## Ejercicio
Continúa el texto sobre el escultor Javier Marín a partir de su última oración.
[Texto de estudio]
ESPEJOS DE EMOCIONES: LA VISIÓN ARTÍSTICA DE JAVIER MARÍN

viernes, marzo 6, 2015 comentarios

Orgulloso artista, escultor y creador mexicano.

Javier Marín es un experimentado artista quien ha encontrado en la escultura una manera de expresarse y plasmar un autorretrato. O bien, como él los llama, espejos, donde cada uno de los espectadores de su obra monumental pueda descubrirse a sí mismo a través del trabajo del artista. Se podría decir que es un reflejo de sus emociones internas.

Nació dentro de una gran familia en Uruapan, Michoacán, donde él y sus 9 hermanos siempre fueron impulsados por su padre – arquitecto de profesión – a expresarse de manera artística, ya sea pintando, jugando con plastilina o haciendo figuritas de barro. Este “juego de niños” se convirtió en la inspiración profesional para el joven Javier, lo cual daría lugar a su carrera como artista.

Estudió arte en la Academia de San Carlos, la Facultad de Artes y Diseño de la Universidad Nacional Autónoma de México (UNAM) en la Ciudad de México, y se ha dedicado desde entonces, a vivir del arte. Han pasado alrededor de 30 años en que Javier ha podido representar sus emociones internas, estados y momentos de vida a través del arte.

Javier Marín es un hombre con verdadera libertad creativa, un hombre que siempre trae algo en las manos y que CONSTANTEMENTE está creando. No siempre creando algo físico, pero generando ideas todo el tiempo, entre las que quizás algunas pudieran convertirse en múltiples obras de arte en el mundo real.

Ha encontrado en la escultura una magnifica manera de comunicarse. Explica que sin importar la pieza en la que está trabajando, el camino siempre es una increíble experiencia. Comunicándose con el material: barro, bronce, resina y cerámica; para luego comunicarse con la pieza durante su desarrollo.
[/Texto de estudio]
[Registros]
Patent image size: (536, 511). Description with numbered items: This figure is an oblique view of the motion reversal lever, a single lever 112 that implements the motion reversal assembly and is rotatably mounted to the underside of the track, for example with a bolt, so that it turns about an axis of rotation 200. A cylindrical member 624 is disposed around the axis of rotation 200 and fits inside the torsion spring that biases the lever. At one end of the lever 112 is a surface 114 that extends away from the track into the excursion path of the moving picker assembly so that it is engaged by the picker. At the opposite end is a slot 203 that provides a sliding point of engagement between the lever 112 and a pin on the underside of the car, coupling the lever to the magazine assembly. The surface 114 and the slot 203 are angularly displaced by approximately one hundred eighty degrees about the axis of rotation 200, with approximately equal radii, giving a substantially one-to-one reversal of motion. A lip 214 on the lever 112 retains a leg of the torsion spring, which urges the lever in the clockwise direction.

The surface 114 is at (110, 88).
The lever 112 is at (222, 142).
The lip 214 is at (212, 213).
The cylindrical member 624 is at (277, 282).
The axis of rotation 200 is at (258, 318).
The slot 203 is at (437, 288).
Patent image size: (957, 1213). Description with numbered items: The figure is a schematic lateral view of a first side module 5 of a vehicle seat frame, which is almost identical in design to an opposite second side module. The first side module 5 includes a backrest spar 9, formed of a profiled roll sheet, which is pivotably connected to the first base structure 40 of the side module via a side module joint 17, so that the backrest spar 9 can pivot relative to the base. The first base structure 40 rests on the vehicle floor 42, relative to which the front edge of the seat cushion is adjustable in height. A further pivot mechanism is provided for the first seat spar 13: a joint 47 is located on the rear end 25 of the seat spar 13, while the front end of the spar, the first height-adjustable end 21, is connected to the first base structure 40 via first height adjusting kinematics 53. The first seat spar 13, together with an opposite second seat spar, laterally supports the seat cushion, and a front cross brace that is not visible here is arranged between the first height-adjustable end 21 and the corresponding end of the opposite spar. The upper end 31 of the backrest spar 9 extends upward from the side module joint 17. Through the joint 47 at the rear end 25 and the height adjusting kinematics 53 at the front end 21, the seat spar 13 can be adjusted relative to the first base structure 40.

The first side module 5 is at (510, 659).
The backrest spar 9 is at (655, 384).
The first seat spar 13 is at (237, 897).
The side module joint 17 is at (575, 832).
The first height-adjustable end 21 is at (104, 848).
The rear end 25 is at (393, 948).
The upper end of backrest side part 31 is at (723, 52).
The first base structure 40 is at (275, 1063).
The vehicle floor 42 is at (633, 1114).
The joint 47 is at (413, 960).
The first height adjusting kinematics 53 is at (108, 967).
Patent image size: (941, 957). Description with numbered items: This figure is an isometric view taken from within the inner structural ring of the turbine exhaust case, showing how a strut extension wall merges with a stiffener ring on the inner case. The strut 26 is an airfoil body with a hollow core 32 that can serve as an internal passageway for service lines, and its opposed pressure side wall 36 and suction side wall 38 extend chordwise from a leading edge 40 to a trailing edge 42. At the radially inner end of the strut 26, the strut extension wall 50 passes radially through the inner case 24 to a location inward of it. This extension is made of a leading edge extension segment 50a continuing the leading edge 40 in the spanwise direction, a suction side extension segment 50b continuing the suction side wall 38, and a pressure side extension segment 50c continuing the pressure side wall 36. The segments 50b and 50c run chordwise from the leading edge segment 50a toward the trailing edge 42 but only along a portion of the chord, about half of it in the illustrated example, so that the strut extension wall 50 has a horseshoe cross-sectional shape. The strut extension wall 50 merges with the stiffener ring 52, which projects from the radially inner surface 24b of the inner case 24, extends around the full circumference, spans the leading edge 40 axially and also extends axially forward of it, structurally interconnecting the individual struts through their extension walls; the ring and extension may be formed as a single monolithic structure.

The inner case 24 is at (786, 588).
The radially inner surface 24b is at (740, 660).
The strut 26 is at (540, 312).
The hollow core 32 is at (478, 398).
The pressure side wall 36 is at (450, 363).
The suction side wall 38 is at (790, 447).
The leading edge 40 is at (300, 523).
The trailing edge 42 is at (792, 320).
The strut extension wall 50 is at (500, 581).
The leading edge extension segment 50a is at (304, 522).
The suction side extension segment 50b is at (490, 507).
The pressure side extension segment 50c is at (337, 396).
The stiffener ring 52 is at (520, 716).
[/Registros]
## Espacio de respuesta
Marín logra tener una comunicación con sus piezas. Efectivamente, hay un momento en que la escultura cobra vida, y ese es el momento importante donde el artista empieza a recibir el mensaje de la pieza, cuando le da dirección de como colocar el brazo, la pierna, la mirada y hasta la sonrisa.

Javier hace piezas muy reales, donde es posible apreciar la expresión del artista, ver cada marca y huella dactilar grabada en la escultura. Utiliza bronce reciclado, lo cual le da una personalidad orgánica y única a cada obra maestra metálica.

Las piezas terminadas trasmiten un mensaje que en algunas ocasiones no es fácil de poner en palabras, razón por la cual el artista crea la pieza en primer lugar. Si fuera capaz de ponerlos en palabras, no sentiría la necesidad de hacer una escultura o pintura.

Eso es lo que arte debería hacer. Provocar emociones. Sin importar si son felices, tristes, emocionados, enojados o algo más. La razón principal de las obras de Javier Marín es para que él mismo se vea reflejado en ellas pero también para que cada espectador refleje sus propias emociones a través de ellas, creando estos espejos de las emociones.